### TASK DESCRIPTION:
Write out all of the entries that follow, word for word, but skip the pictures.
◇ ◇ ◇ ◇
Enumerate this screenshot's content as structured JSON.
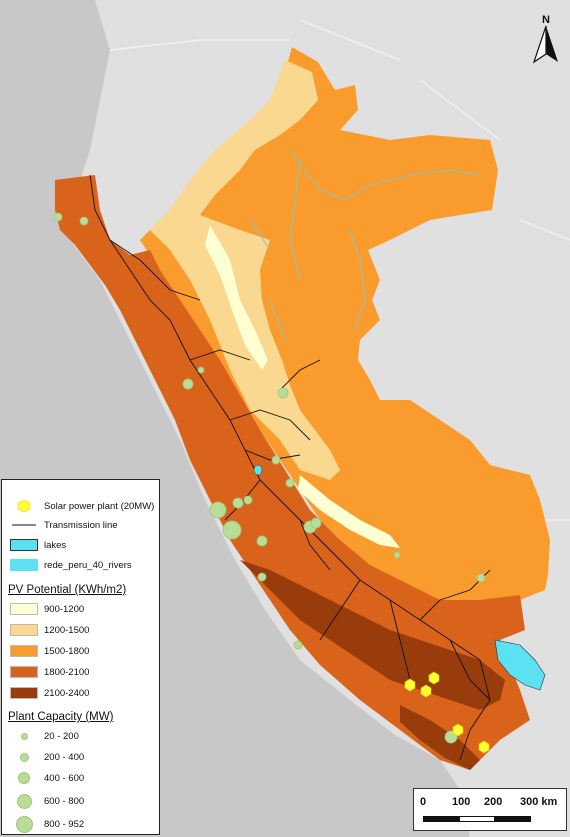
{
  "north_arrow": {
    "label": "N"
  },
  "legend": {
    "solar_plant": "Solar power plant (20MW)",
    "transmission": "Transmission line",
    "lakes": "lakes",
    "rivers": "rede_peru_40_rivers",
    "pv_title": "PV Potential (KWh/m2)",
    "pv_classes": [
      {
        "label": "900-1200",
        "color": "#ffffd4"
      },
      {
        "label": "1200-1500",
        "color": "#fbd890"
      },
      {
        "label": "1500-1800",
        "color": "#f99c2d"
      },
      {
        "label": "1800-2100",
        "color": "#d9631a"
      },
      {
        "label": "2100-2400",
        "color": "#993c0c"
      }
    ],
    "capacity_title": "Plant Capacity (MW)",
    "capacity_classes": [
      "20 - 200",
      "200 - 400",
      "400 - 600",
      "600 - 800",
      "800 - 952"
    ]
  },
  "scale_bar": {
    "labels": [
      "0",
      "100",
      "200",
      "300 km"
    ]
  },
  "colors": {
    "lake": "#5ce1f2",
    "river": "#7fc5cc",
    "solar": "#ffff33",
    "plant": "#b9dc97",
    "background": "#c8c8c8",
    "neighbor": "#e0e0e0"
  }
}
◇ ◇ ◇ ◇
### WRITTEN SOLUTION:
Enumerate this screenshot's content as structured JSON.
{
  "north_arrow": {
    "label": "N"
  },
  "legend": {
    "solar_plant": "Solar power plant (20MW)",
    "transmission": "Transmission line",
    "lakes": "lakes",
    "rivers": "rede_peru_40_rivers",
    "pv_title": "PV Potential (KWh/m2)",
    "pv_classes": [
      {
        "label": "900-1200",
        "color": "#ffffd4"
      },
      {
        "label": "1200-1500",
        "color": "#fbd890"
      },
      {
        "label": "1500-1800",
        "color": "#f99c2d"
      },
      {
        "label": "1800-2100",
        "color": "#d9631a"
      },
      {
        "label": "2100-2400",
        "color": "#993c0c"
      }
    ],
    "capacity_title": "Plant Capacity (MW)",
    "capacity_classes": [
      "20 - 200",
      "200 - 400",
      "400 - 600",
      "600 - 800",
      "800 - 952"
    ]
  },
  "scale_bar": {
    "labels": [
      "0",
      "100",
      "200",
      "300 km"
    ]
  },
  "colors": {
    "lake": "#5ce1f2",
    "river": "#7fc5cc",
    "solar": "#ffff33",
    "plant": "#b9dc97",
    "background": "#c8c8c8",
    "neighbor": "#e0e0e0"
  }
}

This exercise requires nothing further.